- WHAT TO DO
Your task is to transcribe all of the records exactly and leave out the pictures.

- STORED RECORDS

########################################

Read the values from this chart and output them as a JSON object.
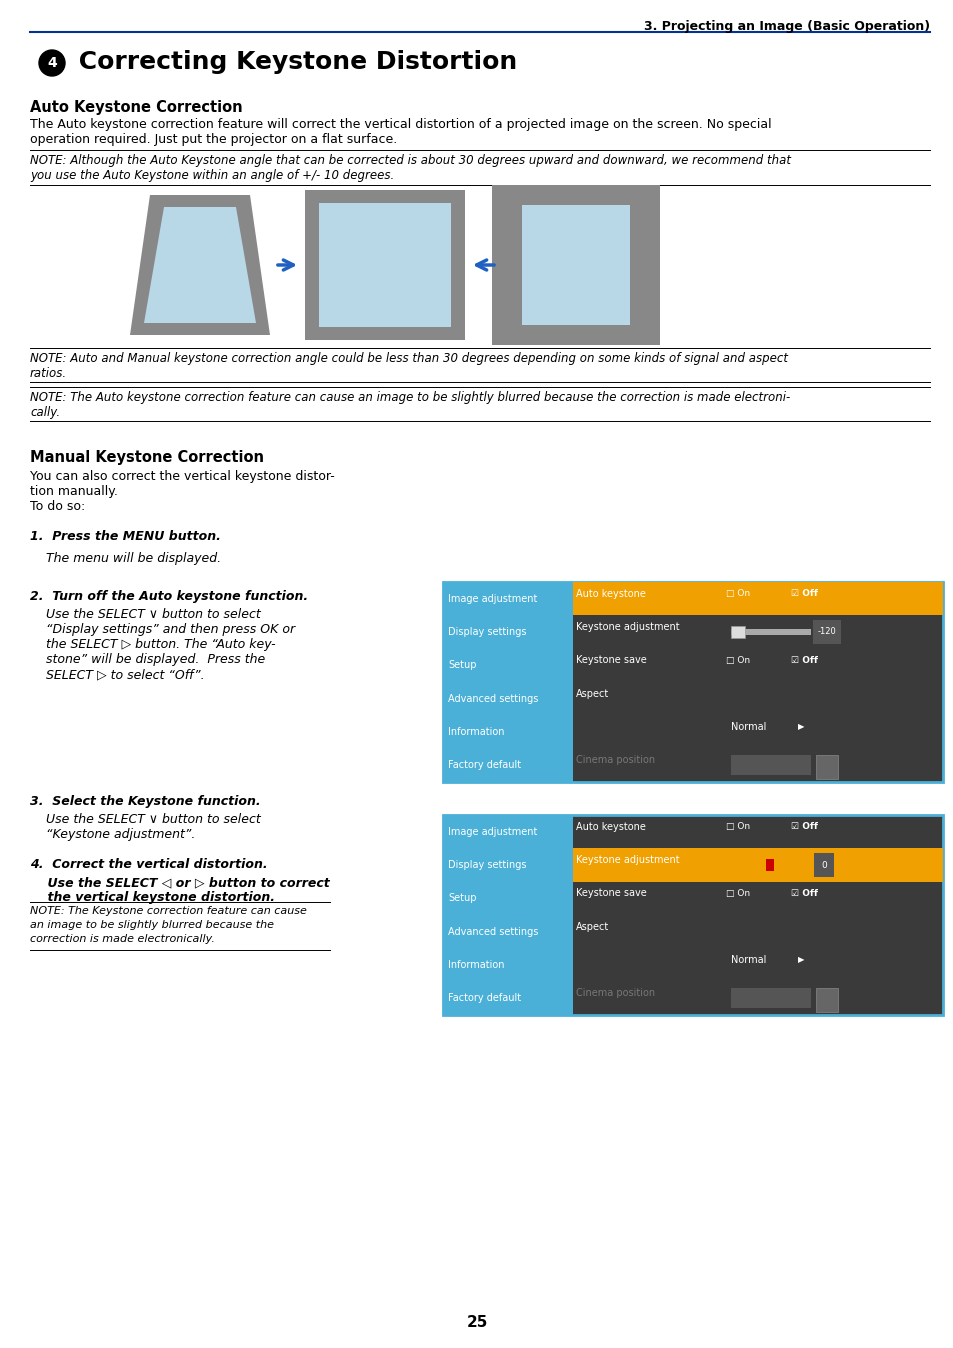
{
  "page_bg": "#ffffff",
  "header_text": "3. Projecting an Image (Basic Operation)",
  "header_line_color": "#003399",
  "title_icon": "4",
  "title_text": " Correcting Keystone Distortion",
  "subtitle1": "Auto Keystone Correction",
  "body1": "The Auto keystone correction feature will correct the vertical distortion of a projected image on the screen. No special\noperation required. Just put the projector on a flat surface.",
  "note1": "NOTE: Although the Auto Keystone angle that can be corrected is about 30 degrees upward and downward, we recommend that\nyou use the Auto Keystone within an angle of +/- 10 degrees.",
  "note2": "NOTE: Auto and Manual keystone correction angle could be less than 30 degrees depending on some kinds of signal and aspect\nratios.",
  "note3": "NOTE: The Auto keystone correction feature can cause an image to be slightly blurred because the correction is made electroni-\ncally.",
  "subtitle2": "Manual Keystone Correction",
  "manual_body1": "You can also correct the vertical keystone distor-",
  "manual_body2": "tion manually.",
  "manual_body3": "To do so:",
  "step1_bold": "1.  Press the MENU button.",
  "step1_italic": "    The menu will be displayed.",
  "step2_bold": "2.  Turn off the Auto keystone function.",
  "step2_line1": "    Use the SELECT ∨ button to select",
  "step2_line2": "    “Display settings” and then press OK or",
  "step2_line3": "    the SELECT ▷ button. The “Auto key-",
  "step2_line4": "    stone” will be displayed.  Press the",
  "step2_line5": "    SELECT ▷ to select “Off”.",
  "step3_bold": "3.  Select the Keystone function.",
  "step3_line1": "    Use the SELECT ∨ button to select",
  "step3_line2": "    “Keystone adjustment”.",
  "step4_bold": "4.  Correct the vertical distortion.",
  "step4_line1": "    Use the SELECT ◁ or ▷ button to correct",
  "step4_line2": "    the vertical keystone distortion.",
  "note4_line1": "NOTE: The Keystone correction feature can cause",
  "note4_line2": "an image to be slightly blurred because the",
  "note4_line3": "correction is made electronically.",
  "page_num": "25",
  "menu_bg": "#3a3a3a",
  "menu_left_bg": "#4ab0d8",
  "menu_highlight_bg": "#f0a000",
  "menu_items": [
    "Image adjustment",
    "Display settings",
    "Setup",
    "Advanced settings",
    "Information",
    "Factory default"
  ],
  "arrow_color": "#2060c0",
  "frame_gray": "#888888",
  "inner_blue": "#b8d8e8"
}
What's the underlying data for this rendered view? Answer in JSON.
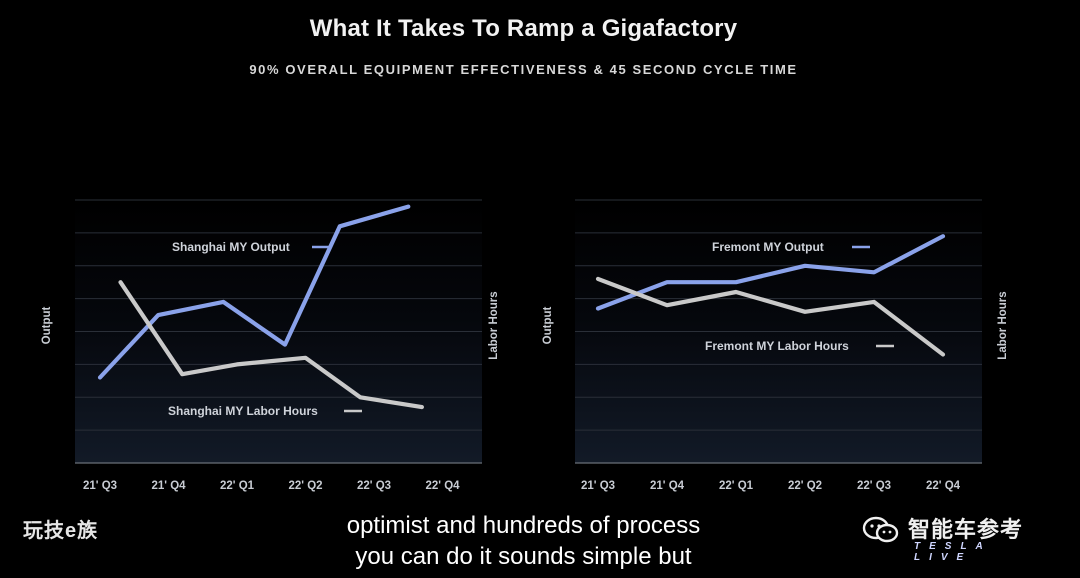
{
  "title": "What It Takes To Ramp a Gigafactory",
  "subtitle": "90% OVERALL EQUIPMENT EFFECTIVENESS & 45 SECOND CYCLE TIME",
  "chart_data": [
    {
      "type": "line",
      "categories": [
        "21' Q3",
        "21' Q4",
        "22' Q1",
        "22' Q2",
        "22' Q3",
        "22' Q4"
      ],
      "ylabel": "Output",
      "ylabel_right": "Labor Hours",
      "grid": true,
      "series": [
        {
          "name": "Shanghai MY Output",
          "color": "#8aa2ea",
          "x": [
            0,
            0.85,
            1.8,
            2.7,
            3.5,
            4.5
          ],
          "values": [
            2.6,
            4.5,
            4.9,
            3.6,
            7.2,
            7.8
          ]
        },
        {
          "name": "Shanghai MY Labor Hours",
          "color": "#c9c9c9",
          "x": [
            0.3,
            1.2,
            2.0,
            3.0,
            3.8,
            4.7
          ],
          "values": [
            5.5,
            2.7,
            3.0,
            3.2,
            2.0,
            1.7
          ]
        }
      ]
    },
    {
      "type": "line",
      "categories": [
        "21' Q3",
        "21' Q4",
        "22' Q1",
        "22' Q2",
        "22' Q3",
        "22' Q4"
      ],
      "ylabel": "Output",
      "ylabel_right": "Labor Hours",
      "grid": true,
      "series": [
        {
          "name": "Fremont MY Output",
          "color": "#8aa2ea",
          "x": [
            0,
            1.0,
            2.0,
            3.0,
            4.0,
            5.0
          ],
          "values": [
            4.7,
            5.5,
            5.5,
            6.0,
            5.8,
            6.9
          ]
        },
        {
          "name": "Fremont MY Labor Hours",
          "color": "#c9c9c9",
          "x": [
            0,
            1.0,
            2.0,
            3.0,
            4.0,
            5.0
          ],
          "values": [
            5.6,
            4.8,
            5.2,
            4.6,
            4.9,
            3.3
          ]
        }
      ]
    }
  ],
  "captions": [
    "optimist and hundreds of process",
    "you can do it sounds simple but"
  ],
  "watermark_left": "玩技e族",
  "watermark_right": {
    "name": "智能车参考",
    "sub": "TESLA LIVE"
  }
}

########################################

- SOLUTION TO THE EXERCISE
Read the values from this chart and output them as a JSON object.
{
  "page_bg": "#ffffff",
  "header_text": "3. Projecting an Image (Basic Operation)",
  "header_line_color": "#003399",
  "title_icon": "4",
  "title_text": " Correcting Keystone Distortion",
  "subtitle1": "Auto Keystone Correction",
  "body1": "The Auto keystone correction feature will correct the vertical distortion of a projected image on the screen. No special\noperation required. Just put the projector on a flat surface.",
  "note1": "NOTE: Although the Auto Keystone angle that can be corrected is about 30 degrees upward and downward, we recommend that\nyou use the Auto Keystone within an angle of +/- 10 degrees.",
  "note2": "NOTE: Auto and Manual keystone correction angle could be less than 30 degrees depending on some kinds of signal and aspect\nratios.",
  "note3": "NOTE: The Auto keystone correction feature can cause an image to be slightly blurred because the correction is made electroni-\ncally.",
  "subtitle2": "Manual Keystone Correction",
  "manual_body1": "You can also correct the vertical keystone distor-",
  "manual_body2": "tion manually.",
  "manual_body3": "To do so:",
  "step1_bold": "1.  Press the MENU button.",
  "step1_italic": "    The menu will be displayed.",
  "step2_bold": "2.  Turn off the Auto keystone function.",
  "step2_line1": "    Use the SELECT ∨ button to select",
  "step2_line2": "    “Display settings” and then press OK or",
  "step2_line3": "    the SELECT ▷ button. The “Auto key-",
  "step2_line4": "    stone” will be displayed.  Press the",
  "step2_line5": "    SELECT ▷ to select “Off”.",
  "step3_bold": "3.  Select the Keystone function.",
  "step3_line1": "    Use the SELECT ∨ button to select",
  "step3_line2": "    “Keystone adjustment”.",
  "step4_bold": "4.  Correct the vertical distortion.",
  "step4_line1": "    Use the SELECT ◁ or ▷ button to correct",
  "step4_line2": "    the vertical keystone distortion.",
  "note4_line1": "NOTE: The Keystone correction feature can cause",
  "note4_line2": "an image to be slightly blurred because the",
  "note4_line3": "correction is made electronically.",
  "page_num": "25",
  "menu_bg": "#3a3a3a",
  "menu_left_bg": "#4ab0d8",
  "menu_highlight_bg": "#f0a000",
  "menu_items": [
    "Image adjustment",
    "Display settings",
    "Setup",
    "Advanced settings",
    "Information",
    "Factory default"
  ],
  "arrow_color": "#2060c0",
  "frame_gray": "#888888",
  "inner_blue": "#b8d8e8"
}
What's the underlying data for this rendered view? Answer in JSON.
{
  "title": "What It Takes To Ramp a Gigafactory",
  "subtitle": "90% OVERALL EQUIPMENT EFFECTIVENESS & 45 SECOND CYCLE TIME",
  "chart_data": [
    {
      "type": "line",
      "categories": [
        "21' Q3",
        "21' Q4",
        "22' Q1",
        "22' Q2",
        "22' Q3",
        "22' Q4"
      ],
      "ylabel": "Output",
      "ylabel_right": "Labor Hours",
      "grid": true,
      "series": [
        {
          "name": "Shanghai MY Output",
          "color": "#8aa2ea",
          "x": [
            0,
            0.85,
            1.8,
            2.7,
            3.5,
            4.5
          ],
          "values": [
            2.6,
            4.5,
            4.9,
            3.6,
            7.2,
            7.8
          ]
        },
        {
          "name": "Shanghai MY Labor Hours",
          "color": "#c9c9c9",
          "x": [
            0.3,
            1.2,
            2.0,
            3.0,
            3.8,
            4.7
          ],
          "values": [
            5.5,
            2.7,
            3.0,
            3.2,
            2.0,
            1.7
          ]
        }
      ]
    },
    {
      "type": "line",
      "categories": [
        "21' Q3",
        "21' Q4",
        "22' Q1",
        "22' Q2",
        "22' Q3",
        "22' Q4"
      ],
      "ylabel": "Output",
      "ylabel_right": "Labor Hours",
      "grid": true,
      "series": [
        {
          "name": "Fremont MY Output",
          "color": "#8aa2ea",
          "x": [
            0,
            1.0,
            2.0,
            3.0,
            4.0,
            5.0
          ],
          "values": [
            4.7,
            5.5,
            5.5,
            6.0,
            5.8,
            6.9
          ]
        },
        {
          "name": "Fremont MY Labor Hours",
          "color": "#c9c9c9",
          "x": [
            0,
            1.0,
            2.0,
            3.0,
            4.0,
            5.0
          ],
          "values": [
            5.6,
            4.8,
            5.2,
            4.6,
            4.9,
            3.3
          ]
        }
      ]
    }
  ],
  "captions": [
    "optimist and hundreds of process",
    "you can do it sounds simple but"
  ],
  "watermark_left": "玩技e族",
  "watermark_right": {
    "name": "智能车参考",
    "sub": "TESLA LIVE"
  }
}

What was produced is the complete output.